• Data entries:
***
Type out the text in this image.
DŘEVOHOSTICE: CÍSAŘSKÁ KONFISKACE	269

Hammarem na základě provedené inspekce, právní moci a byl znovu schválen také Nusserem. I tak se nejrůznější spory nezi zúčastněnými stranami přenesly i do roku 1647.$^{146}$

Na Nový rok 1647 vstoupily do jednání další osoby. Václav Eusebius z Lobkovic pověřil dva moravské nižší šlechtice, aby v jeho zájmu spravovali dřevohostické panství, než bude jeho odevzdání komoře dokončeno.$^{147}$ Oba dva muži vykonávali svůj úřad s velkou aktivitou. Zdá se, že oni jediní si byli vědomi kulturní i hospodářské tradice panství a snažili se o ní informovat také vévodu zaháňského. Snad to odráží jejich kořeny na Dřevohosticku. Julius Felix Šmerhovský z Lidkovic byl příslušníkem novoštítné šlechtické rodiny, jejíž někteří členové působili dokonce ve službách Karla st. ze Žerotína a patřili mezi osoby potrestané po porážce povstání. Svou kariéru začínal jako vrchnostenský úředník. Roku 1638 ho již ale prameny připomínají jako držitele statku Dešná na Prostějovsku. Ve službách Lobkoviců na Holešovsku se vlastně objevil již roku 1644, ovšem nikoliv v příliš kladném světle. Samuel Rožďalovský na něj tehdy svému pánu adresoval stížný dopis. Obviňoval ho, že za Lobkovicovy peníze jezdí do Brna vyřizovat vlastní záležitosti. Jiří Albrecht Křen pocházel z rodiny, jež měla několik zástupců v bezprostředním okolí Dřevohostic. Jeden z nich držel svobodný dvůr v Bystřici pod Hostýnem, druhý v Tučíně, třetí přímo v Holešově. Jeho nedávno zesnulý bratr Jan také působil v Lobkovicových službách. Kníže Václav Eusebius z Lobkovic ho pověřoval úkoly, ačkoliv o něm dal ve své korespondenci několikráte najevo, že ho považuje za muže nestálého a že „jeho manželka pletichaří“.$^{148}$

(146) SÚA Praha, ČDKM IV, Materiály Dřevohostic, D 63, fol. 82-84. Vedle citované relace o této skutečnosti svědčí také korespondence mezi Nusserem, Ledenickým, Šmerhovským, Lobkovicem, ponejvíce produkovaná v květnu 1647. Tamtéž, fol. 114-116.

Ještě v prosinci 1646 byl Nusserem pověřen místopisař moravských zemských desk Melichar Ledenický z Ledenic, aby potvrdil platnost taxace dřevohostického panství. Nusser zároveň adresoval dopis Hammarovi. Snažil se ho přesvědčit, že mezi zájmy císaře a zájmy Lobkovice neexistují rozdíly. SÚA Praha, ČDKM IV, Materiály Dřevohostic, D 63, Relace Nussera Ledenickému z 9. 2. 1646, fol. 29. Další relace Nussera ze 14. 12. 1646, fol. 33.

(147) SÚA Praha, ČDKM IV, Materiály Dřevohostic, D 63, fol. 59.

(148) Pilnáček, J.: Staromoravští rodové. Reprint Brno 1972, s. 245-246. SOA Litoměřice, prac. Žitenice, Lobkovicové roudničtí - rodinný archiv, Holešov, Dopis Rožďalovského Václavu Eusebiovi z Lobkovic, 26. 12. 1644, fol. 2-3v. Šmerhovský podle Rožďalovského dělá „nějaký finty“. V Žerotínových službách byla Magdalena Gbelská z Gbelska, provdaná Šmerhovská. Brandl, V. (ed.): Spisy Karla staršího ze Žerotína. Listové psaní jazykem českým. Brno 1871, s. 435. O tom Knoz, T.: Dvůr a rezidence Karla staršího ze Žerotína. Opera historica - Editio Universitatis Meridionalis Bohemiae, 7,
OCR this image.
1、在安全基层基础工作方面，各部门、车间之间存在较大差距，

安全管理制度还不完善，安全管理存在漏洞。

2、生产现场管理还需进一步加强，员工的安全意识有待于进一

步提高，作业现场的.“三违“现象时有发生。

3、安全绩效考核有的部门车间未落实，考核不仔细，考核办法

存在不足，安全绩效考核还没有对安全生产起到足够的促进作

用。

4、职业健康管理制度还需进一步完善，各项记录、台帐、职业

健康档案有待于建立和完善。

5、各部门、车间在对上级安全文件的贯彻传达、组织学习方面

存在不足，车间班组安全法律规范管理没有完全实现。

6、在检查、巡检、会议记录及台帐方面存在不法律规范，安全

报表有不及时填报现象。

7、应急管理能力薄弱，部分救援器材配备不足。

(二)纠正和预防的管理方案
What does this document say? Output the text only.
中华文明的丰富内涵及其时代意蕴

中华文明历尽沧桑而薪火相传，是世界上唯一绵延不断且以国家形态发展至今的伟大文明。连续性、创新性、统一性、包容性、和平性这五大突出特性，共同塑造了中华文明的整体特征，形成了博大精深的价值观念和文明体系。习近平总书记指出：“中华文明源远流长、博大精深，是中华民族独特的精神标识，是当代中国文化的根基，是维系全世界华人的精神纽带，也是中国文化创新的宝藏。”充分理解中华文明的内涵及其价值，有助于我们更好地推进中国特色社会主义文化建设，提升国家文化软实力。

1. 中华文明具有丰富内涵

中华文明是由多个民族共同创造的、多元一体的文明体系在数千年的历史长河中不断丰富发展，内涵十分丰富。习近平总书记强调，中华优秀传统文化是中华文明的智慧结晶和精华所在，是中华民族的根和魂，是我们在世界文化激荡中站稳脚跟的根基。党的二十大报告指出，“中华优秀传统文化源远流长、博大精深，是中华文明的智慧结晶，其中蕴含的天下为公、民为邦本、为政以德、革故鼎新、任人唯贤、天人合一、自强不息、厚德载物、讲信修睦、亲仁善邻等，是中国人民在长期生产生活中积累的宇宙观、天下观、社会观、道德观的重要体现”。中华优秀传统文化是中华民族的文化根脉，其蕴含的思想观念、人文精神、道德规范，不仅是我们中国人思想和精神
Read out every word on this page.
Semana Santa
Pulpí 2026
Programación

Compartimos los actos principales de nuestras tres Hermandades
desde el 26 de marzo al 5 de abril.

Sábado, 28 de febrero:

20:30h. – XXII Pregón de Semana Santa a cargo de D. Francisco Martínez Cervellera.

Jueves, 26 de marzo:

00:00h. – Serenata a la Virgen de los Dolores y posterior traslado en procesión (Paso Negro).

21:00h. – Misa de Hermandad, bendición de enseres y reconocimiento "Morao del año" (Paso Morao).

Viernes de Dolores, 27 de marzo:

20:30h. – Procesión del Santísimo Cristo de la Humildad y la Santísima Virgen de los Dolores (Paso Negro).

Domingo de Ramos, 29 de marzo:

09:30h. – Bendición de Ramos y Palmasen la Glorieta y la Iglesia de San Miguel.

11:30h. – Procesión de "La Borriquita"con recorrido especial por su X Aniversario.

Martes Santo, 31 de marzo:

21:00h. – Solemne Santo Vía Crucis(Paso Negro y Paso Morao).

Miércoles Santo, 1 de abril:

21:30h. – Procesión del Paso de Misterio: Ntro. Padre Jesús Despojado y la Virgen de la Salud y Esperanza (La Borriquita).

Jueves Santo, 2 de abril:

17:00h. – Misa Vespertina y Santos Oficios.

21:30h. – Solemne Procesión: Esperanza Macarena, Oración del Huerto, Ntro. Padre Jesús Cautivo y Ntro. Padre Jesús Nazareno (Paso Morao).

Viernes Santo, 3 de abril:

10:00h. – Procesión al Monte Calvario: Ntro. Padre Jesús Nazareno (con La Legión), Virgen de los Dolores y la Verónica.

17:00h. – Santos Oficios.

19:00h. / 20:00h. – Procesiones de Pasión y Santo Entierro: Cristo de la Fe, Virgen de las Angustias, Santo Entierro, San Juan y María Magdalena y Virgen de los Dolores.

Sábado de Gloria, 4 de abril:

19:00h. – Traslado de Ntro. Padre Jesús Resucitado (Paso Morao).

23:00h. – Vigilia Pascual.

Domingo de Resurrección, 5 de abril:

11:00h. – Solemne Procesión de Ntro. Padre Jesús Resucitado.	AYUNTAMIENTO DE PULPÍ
***
• Written task: Your task is to report how many lines of the material include the string "marzo". Give the number and no other words.

• Reply to the task: 5